--- GIVEN INFORMATION ---

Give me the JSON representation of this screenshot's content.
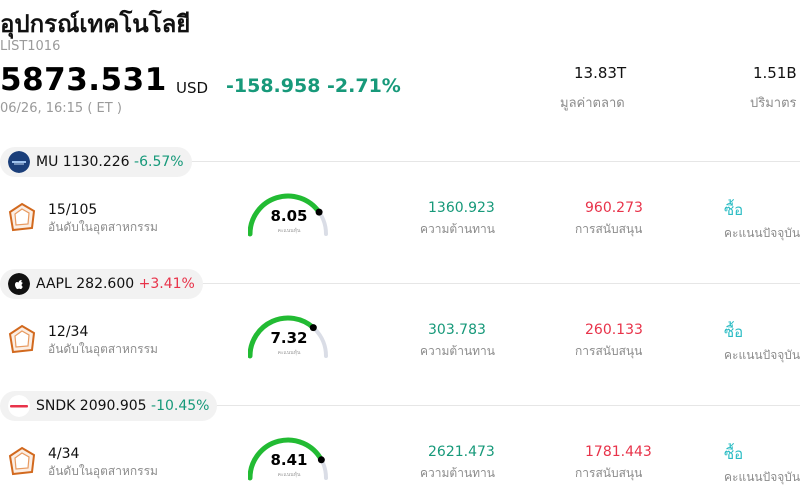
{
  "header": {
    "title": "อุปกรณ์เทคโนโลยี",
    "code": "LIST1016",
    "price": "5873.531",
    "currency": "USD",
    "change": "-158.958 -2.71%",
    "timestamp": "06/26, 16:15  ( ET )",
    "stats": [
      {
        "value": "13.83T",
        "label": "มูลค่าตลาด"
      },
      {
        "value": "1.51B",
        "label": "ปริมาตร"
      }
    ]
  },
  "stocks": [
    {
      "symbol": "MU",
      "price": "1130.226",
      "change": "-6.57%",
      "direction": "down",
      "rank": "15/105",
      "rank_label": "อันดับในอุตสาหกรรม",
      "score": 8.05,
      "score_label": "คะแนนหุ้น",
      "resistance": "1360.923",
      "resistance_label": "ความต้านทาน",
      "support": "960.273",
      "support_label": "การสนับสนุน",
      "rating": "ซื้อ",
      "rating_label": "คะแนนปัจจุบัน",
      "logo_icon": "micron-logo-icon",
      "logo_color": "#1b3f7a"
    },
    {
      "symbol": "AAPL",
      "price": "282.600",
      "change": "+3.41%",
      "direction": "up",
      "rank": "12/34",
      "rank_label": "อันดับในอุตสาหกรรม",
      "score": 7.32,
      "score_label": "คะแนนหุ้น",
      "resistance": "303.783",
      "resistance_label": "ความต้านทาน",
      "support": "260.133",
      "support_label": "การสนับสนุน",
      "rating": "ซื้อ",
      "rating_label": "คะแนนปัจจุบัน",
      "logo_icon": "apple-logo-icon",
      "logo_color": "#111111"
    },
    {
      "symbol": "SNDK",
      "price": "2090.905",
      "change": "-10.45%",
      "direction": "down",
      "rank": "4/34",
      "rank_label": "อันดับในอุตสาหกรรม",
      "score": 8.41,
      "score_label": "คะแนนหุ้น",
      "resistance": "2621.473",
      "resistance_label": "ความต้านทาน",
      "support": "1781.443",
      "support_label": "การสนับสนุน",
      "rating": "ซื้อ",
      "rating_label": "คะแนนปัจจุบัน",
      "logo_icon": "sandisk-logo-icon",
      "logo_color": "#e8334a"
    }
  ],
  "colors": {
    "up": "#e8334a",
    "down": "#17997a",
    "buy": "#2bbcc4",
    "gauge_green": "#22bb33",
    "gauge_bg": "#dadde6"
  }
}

---

Please transcribe the material above exactly as written. Leave the pictures out.

RESULT OF THIS EXERCISE:
Give me the JSON representation of this screenshot's content.
{
  "header": {
    "title": "อุปกรณ์เทคโนโลยี",
    "code": "LIST1016",
    "price": "5873.531",
    "currency": "USD",
    "change": "-158.958 -2.71%",
    "timestamp": "06/26, 16:15  ( ET )",
    "stats": [
      {
        "value": "13.83T",
        "label": "มูลค่าตลาด"
      },
      {
        "value": "1.51B",
        "label": "ปริมาตร"
      }
    ]
  },
  "stocks": [
    {
      "symbol": "MU",
      "price": "1130.226",
      "change": "-6.57%",
      "direction": "down",
      "rank": "15/105",
      "rank_label": "อันดับในอุตสาหกรรม",
      "score": 8.05,
      "score_label": "คะแนนหุ้น",
      "resistance": "1360.923",
      "resistance_label": "ความต้านทาน",
      "support": "960.273",
      "support_label": "การสนับสนุน",
      "rating": "ซื้อ",
      "rating_label": "คะแนนปัจจุบัน",
      "logo_icon": "micron-logo-icon",
      "logo_color": "#1b3f7a"
    },
    {
      "symbol": "AAPL",
      "price": "282.600",
      "change": "+3.41%",
      "direction": "up",
      "rank": "12/34",
      "rank_label": "อันดับในอุตสาหกรรม",
      "score": 7.32,
      "score_label": "คะแนนหุ้น",
      "resistance": "303.783",
      "resistance_label": "ความต้านทาน",
      "support": "260.133",
      "support_label": "การสนับสนุน",
      "rating": "ซื้อ",
      "rating_label": "คะแนนปัจจุบัน",
      "logo_icon": "apple-logo-icon",
      "logo_color": "#111111"
    },
    {
      "symbol": "SNDK",
      "price": "2090.905",
      "change": "-10.45%",
      "direction": "down",
      "rank": "4/34",
      "rank_label": "อันดับในอุตสาหกรรม",
      "score": 8.41,
      "score_label": "คะแนนหุ้น",
      "resistance": "2621.473",
      "resistance_label": "ความต้านทาน",
      "support": "1781.443",
      "support_label": "การสนับสนุน",
      "rating": "ซื้อ",
      "rating_label": "คะแนนปัจจุบัน",
      "logo_icon": "sandisk-logo-icon",
      "logo_color": "#e8334a"
    }
  ],
  "colors": {
    "up": "#e8334a",
    "down": "#17997a",
    "buy": "#2bbcc4",
    "gauge_green": "#22bb33",
    "gauge_bg": "#dadde6"
  }
}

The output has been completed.